§ **Task to carry out**: Extract the full listing below without altering a single character.

§ **Data to process**:

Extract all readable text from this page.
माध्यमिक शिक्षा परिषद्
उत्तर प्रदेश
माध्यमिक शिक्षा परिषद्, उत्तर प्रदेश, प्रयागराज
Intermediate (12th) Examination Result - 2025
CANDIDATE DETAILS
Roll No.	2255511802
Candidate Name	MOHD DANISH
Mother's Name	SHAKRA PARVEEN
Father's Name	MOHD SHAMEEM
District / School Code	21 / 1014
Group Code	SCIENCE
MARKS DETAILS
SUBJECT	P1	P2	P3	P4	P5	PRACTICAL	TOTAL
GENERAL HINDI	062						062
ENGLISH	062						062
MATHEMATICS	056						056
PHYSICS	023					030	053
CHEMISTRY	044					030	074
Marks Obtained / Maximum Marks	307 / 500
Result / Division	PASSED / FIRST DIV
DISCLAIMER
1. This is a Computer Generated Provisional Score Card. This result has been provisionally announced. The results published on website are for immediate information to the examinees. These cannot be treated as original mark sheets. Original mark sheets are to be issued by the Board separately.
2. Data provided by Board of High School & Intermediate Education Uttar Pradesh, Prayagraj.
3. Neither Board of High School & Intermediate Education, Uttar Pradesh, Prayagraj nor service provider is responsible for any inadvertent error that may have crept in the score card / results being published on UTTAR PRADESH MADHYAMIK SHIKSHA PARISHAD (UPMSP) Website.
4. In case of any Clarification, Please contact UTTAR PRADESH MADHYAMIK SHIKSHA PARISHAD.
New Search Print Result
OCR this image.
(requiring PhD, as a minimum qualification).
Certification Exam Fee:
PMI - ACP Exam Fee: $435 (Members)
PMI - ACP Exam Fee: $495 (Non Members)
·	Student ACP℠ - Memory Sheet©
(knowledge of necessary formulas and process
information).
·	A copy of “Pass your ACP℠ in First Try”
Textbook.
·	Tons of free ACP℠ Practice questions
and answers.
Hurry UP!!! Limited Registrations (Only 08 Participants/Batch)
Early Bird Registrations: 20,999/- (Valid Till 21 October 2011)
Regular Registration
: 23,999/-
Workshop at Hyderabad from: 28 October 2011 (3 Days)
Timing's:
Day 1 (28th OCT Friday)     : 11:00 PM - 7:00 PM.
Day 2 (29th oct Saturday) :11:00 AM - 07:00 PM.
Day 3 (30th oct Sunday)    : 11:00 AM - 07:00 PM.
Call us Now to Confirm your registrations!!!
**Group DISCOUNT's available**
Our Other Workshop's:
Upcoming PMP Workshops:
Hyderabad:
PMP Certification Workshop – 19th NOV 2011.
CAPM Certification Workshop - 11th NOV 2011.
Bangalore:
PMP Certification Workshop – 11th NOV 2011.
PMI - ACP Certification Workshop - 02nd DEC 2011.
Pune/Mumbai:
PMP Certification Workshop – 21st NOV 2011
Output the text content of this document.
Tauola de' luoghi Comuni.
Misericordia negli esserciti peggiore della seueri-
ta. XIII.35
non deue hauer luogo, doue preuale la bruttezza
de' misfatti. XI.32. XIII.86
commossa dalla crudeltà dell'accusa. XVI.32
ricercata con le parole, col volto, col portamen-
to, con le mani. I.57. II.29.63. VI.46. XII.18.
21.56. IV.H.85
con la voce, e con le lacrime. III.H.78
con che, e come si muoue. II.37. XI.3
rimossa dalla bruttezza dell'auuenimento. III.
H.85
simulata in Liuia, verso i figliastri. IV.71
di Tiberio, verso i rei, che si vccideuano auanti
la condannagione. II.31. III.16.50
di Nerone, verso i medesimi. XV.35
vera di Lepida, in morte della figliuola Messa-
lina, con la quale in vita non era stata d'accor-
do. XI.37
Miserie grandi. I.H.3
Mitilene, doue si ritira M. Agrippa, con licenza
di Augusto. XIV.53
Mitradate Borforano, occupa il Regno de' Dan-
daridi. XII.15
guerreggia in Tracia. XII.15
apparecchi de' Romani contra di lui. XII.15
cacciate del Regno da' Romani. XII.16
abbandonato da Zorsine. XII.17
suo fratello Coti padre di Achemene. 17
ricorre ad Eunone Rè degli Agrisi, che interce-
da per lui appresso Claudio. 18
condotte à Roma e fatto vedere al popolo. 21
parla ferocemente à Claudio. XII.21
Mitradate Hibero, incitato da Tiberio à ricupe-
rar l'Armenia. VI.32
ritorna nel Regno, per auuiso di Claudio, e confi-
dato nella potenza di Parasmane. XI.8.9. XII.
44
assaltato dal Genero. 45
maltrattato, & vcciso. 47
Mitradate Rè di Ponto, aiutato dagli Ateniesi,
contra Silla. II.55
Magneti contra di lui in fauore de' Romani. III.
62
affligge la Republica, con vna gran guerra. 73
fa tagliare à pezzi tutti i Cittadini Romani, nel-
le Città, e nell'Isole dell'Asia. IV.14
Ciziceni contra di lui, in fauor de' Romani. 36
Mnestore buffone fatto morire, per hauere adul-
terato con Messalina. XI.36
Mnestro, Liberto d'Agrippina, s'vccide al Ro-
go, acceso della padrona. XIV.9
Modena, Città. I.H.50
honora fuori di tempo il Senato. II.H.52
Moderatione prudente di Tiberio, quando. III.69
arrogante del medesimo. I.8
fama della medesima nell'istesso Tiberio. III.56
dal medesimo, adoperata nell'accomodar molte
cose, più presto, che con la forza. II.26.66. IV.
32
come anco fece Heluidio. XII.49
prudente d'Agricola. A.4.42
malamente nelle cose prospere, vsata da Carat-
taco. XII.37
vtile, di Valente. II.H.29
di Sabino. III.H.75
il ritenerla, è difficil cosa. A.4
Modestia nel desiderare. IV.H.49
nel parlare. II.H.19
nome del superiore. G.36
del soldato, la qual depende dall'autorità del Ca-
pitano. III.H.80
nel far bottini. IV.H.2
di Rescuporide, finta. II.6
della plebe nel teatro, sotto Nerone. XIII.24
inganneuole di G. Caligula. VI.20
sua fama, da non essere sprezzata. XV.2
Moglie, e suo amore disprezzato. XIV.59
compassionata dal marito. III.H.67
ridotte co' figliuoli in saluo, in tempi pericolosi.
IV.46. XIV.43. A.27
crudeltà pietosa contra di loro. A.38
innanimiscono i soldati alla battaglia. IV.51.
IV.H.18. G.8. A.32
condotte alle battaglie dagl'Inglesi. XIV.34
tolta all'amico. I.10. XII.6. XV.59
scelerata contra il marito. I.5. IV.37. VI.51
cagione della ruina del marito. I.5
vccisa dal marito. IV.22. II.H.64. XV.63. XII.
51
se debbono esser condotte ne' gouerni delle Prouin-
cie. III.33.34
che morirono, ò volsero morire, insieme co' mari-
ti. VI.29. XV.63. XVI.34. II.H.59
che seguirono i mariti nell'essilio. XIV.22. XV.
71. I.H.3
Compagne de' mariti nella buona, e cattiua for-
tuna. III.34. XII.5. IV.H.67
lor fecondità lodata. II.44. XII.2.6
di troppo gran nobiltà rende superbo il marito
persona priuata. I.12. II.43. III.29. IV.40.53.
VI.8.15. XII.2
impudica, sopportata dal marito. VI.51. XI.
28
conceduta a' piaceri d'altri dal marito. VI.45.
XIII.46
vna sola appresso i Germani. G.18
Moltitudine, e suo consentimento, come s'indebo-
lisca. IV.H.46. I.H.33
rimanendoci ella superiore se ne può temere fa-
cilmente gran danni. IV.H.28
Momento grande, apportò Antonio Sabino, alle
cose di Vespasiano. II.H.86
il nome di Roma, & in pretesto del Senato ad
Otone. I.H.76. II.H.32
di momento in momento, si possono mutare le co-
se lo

§ **Output of the exercise**:
Extract all readable text from this page.
माध्यमिक शिक्षा परिषद्
उत्तर प्रदेश
माध्यमिक शिक्षा परिषद्, उत्तर प्रदेश, प्रयागराज
Intermediate (12th) Examination Result - 2025
CANDIDATE DETAILS
Roll No.	2255511802
Candidate Name	MOHD DANISH
Mother's Name	SHAKRA PARVEEN
Father's Name	MOHD SHAMEEM
District / School Code	21 / 1014
Group Code	SCIENCE
MARKS DETAILS
SUBJECT	P1	P2	P3	P4	P5	PRACTICAL	TOTAL
GENERAL HINDI	062						062
ENGLISH	062						062
MATHEMATICS	056						056
PHYSICS	023					030	053
CHEMISTRY	044					030	074
Marks Obtained / Maximum Marks	307 / 500
Result / Division	PASSED / FIRST DIV
DISCLAIMER
1. This is a Computer Generated Provisional Score Card. This result has been provisionally announced. The results published on website are for immediate information to the examinees. These cannot be treated as original mark sheets. Original mark sheets are to be issued by the Board separately.
2. Data provided by Board of High School & Intermediate Education Uttar Pradesh, Prayagraj.
3. Neither Board of High School & Intermediate Education, Uttar Pradesh, Prayagraj nor service provider is responsible for any inadvertent error that may have crept in the score card / results being published on UTTAR PRADESH MADHYAMIK SHIKSHA PARISHAD (UPMSP) Website.
4. In case of any Clarification, Please contact UTTAR PRADESH MADHYAMIK SHIKSHA PARISHAD.
New Search Print Result
OCR this image.
(requiring PhD, as a minimum qualification).
Certification Exam Fee:
PMI - ACP Exam Fee: $435 (Members)
PMI - ACP Exam Fee: $495 (Non Members)
·	Student ACP℠ - Memory Sheet©
(knowledge of necessary formulas and process
information).
·	A copy of “Pass your ACP℠ in First Try”
Textbook.
·	Tons of free ACP℠ Practice questions
and answers.
Hurry UP!!! Limited Registrations (Only 08 Participants/Batch)
Early Bird Registrations: 20,999/- (Valid Till 21 October 2011)
Regular Registration
: 23,999/-
Workshop at Hyderabad from: 28 October 2011 (3 Days)
Timing's:
Day 1 (28th OCT Friday)     : 11:00 PM - 7:00 PM.
Day 2 (29th oct Saturday) :11:00 AM - 07:00 PM.
Day 3 (30th oct Sunday)    : 11:00 AM - 07:00 PM.
Call us Now to Confirm your registrations!!!
**Group DISCOUNT's available**
Our Other Workshop's:
Upcoming PMP Workshops:
Hyderabad:
PMP Certification Workshop – 19th NOV 2011.
CAPM Certification Workshop - 11th NOV 2011.
Bangalore:
PMP Certification Workshop – 11th NOV 2011.
PMI - ACP Certification Workshop - 02nd DEC 2011.
Pune/Mumbai:
PMP Certification Workshop – 21st NOV 2011
Output the text content of this document.
Tauola de' luoghi Comuni.
Misericordia negli esserciti peggiore della seueri-
ta. XIII.35
non deue hauer luogo, doue preuale la bruttezza
de' misfatti. XI.32. XIII.86
commossa dalla crudeltà dell'accusa. XVI.32
ricercata con le parole, col volto, col portamen-
to, con le mani. I.57. II.29.63. VI.46. XII.18.
21.56. IV.H.85
con la voce, e con le lacrime. III.H.78
con che, e come si muoue. II.37. XI.3
rimossa dalla bruttezza dell'auuenimento. III.
H.85
simulata in Liuia, verso i figliastri. IV.71
di Tiberio, verso i rei, che si vccideuano auanti
la condannagione. II.31. III.16.50
di Nerone, verso i medesimi. XV.35
vera di Lepida, in morte della figliuola Messa-
lina, con la quale in vita non era stata d'accor-
do. XI.37
Miserie grandi. I.H.3
Mitilene, doue si ritira M. Agrippa, con licenza
di Augusto. XIV.53
Mitradate Borforano, occupa il Regno de' Dan-
daridi. XII.15
guerreggia in Tracia. XII.15
apparecchi de' Romani contra di lui. XII.15
cacciate del Regno da' Romani. XII.16
abbandonato da Zorsine. XII.17
suo fratello Coti padre di Achemene. 17
ricorre ad Eunone Rè degli Agrisi, che interce-
da per lui appresso Claudio. 18
condotte à Roma e fatto vedere al popolo. 21
parla ferocemente à Claudio. XII.21
Mitradate Hibero, incitato da Tiberio à ricupe-
rar l'Armenia. VI.32
ritorna nel Regno, per auuiso di Claudio, e confi-
dato nella potenza di Parasmane. XI.8.9. XII.
44
assaltato dal Genero. 45
maltrattato, & vcciso. 47
Mitradate Rè di Ponto, aiutato dagli Ateniesi,
contra Silla. II.55
Magneti contra di lui in fauore de' Romani. III.
62
affligge la Republica, con vna gran guerra. 73
fa tagliare à pezzi tutti i Cittadini Romani, nel-
le Città, e nell'Isole dell'Asia. IV.14
Ciziceni contra di lui, in fauor de' Romani. 36
Mnestore buffone fatto morire, per hauere adul-
terato con Messalina. XI.36
Mnestro, Liberto d'Agrippina, s'vccide al Ro-
go, acceso della padrona. XIV.9
Modena, Città. I.H.50
honora fuori di tempo il Senato. II.H.52
Moderatione prudente di Tiberio, quando. III.69
arrogante del medesimo. I.8
fama della medesima nell'istesso Tiberio. III.56
dal medesimo, adoperata nell'accomodar molte
cose, più presto, che con la forza. II.26.66. IV.
32
come anco fece Heluidio. XII.49
prudente d'Agricola. A.4.42
malamente nelle cose prospere, vsata da Carat-
taco. XII.37
vtile, di Valente. II.H.29
di Sabino. III.H.75
il ritenerla, è difficil cosa. A.4
Modestia nel desiderare. IV.H.49
nel parlare. II.H.19
nome del superiore. G.36
del soldato, la qual depende dall'autorità del Ca-
pitano. III.H.80
nel far bottini. IV.H.2
di Rescuporide, finta. II.6
della plebe nel teatro, sotto Nerone. XIII.24
inganneuole di G. Caligula. VI.20
sua fama, da non essere sprezzata. XV.2
Moglie, e suo amore disprezzato. XIV.59
compassionata dal marito. III.H.67
ridotte co' figliuoli in saluo, in tempi pericolosi.
IV.46. XIV.43. A.27
crudeltà pietosa contra di loro. A.38
innanimiscono i soldati alla battaglia. IV.51.
IV.H.18. G.8. A.32
condotte alle battaglie dagl'Inglesi. XIV.34
tolta all'amico. I.10. XII.6. XV.59
scelerata contra il marito. I.5. IV.37. VI.51
cagione della ruina del marito. I.5
vccisa dal marito. IV.22. II.H.64. XV.63. XII.
51
se debbono esser condotte ne' gouerni delle Prouin-
cie. III.33.34
che morirono, ò volsero morire, insieme co' mari-
ti. VI.29. XV.63. XVI.34. II.H.59
che seguirono i mariti nell'essilio. XIV.22. XV.
71. I.H.3
Compagne de' mariti nella buona, e cattiua for-
tuna. III.34. XII.5. IV.H.67
lor fecondità lodata. II.44. XII.2.6
di troppo gran nobiltà rende superbo il marito
persona priuata. I.12. II.43. III.29. IV.40.53.
VI.8.15. XII.2
impudica, sopportata dal marito. VI.51. XI.
28
conceduta a' piaceri d'altri dal marito. VI.45.
XIII.46
vna sola appresso i Germani. G.18
Moltitudine, e suo consentimento, come s'indebo-
lisca. IV.H.46. I.H.33
rimanendoci ella superiore se ne può temere fa-
cilmente gran danni. IV.H.28
Momento grande, apportò Antonio Sabino, alle
cose di Vespasiano. II.H.86
il nome di Roma, & in pretesto del Senato ad
Otone. I.H.76. II.H.32
di momento in momento, si possono mutare le co-
se lo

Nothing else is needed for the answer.